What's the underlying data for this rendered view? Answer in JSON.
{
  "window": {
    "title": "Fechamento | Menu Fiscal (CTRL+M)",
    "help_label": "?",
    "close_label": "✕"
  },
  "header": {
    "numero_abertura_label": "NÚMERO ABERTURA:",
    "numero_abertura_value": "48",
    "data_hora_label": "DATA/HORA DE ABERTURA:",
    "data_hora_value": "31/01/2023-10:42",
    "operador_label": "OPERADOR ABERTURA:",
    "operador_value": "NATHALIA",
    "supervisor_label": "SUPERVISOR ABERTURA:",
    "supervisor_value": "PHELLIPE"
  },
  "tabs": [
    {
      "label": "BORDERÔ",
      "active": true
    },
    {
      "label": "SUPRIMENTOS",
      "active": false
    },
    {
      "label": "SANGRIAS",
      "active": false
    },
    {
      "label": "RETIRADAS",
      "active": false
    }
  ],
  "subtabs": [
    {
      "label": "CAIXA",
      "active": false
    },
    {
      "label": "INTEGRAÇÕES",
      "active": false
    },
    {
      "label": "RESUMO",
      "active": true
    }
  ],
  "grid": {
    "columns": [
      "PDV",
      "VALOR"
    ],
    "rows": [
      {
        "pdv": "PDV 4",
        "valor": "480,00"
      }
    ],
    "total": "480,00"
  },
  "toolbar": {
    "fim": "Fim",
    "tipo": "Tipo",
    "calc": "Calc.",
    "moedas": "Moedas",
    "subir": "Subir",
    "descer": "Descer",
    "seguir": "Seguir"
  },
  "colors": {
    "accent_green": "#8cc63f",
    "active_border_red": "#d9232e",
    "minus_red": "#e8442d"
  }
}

**THE PROBLEM:** Extract all of the data shown above and repeat it verbatim.

**SOLUTION:**
What's the underlying data for this rendered view? Answer in JSON.
{
  "window": {
    "title": "Fechamento | Menu Fiscal (CTRL+M)",
    "help_label": "?",
    "close_label": "✕"
  },
  "header": {
    "numero_abertura_label": "NÚMERO ABERTURA:",
    "numero_abertura_value": "48",
    "data_hora_label": "DATA/HORA DE ABERTURA:",
    "data_hora_value": "31/01/2023-10:42",
    "operador_label": "OPERADOR ABERTURA:",
    "operador_value": "NATHALIA",
    "supervisor_label": "SUPERVISOR ABERTURA:",
    "supervisor_value": "PHELLIPE"
  },
  "tabs": [
    {
      "label": "BORDERÔ",
      "active": true
    },
    {
      "label": "SUPRIMENTOS",
      "active": false
    },
    {
      "label": "SANGRIAS",
      "active": false
    },
    {
      "label": "RETIRADAS",
      "active": false
    }
  ],
  "subtabs": [
    {
      "label": "CAIXA",
      "active": false
    },
    {
      "label": "INTEGRAÇÕES",
      "active": false
    },
    {
      "label": "RESUMO",
      "active": true
    }
  ],
  "grid": {
    "columns": [
      "PDV",
      "VALOR"
    ],
    "rows": [
      {
        "pdv": "PDV 4",
        "valor": "480,00"
      }
    ],
    "total": "480,00"
  },
  "toolbar": {
    "fim": "Fim",
    "tipo": "Tipo",
    "calc": "Calc.",
    "moedas": "Moedas",
    "subir": "Subir",
    "descer": "Descer",
    "seguir": "Seguir"
  },
  "colors": {
    "accent_green": "#8cc63f",
    "active_border_red": "#d9232e",
    "minus_red": "#e8442d"
  }
}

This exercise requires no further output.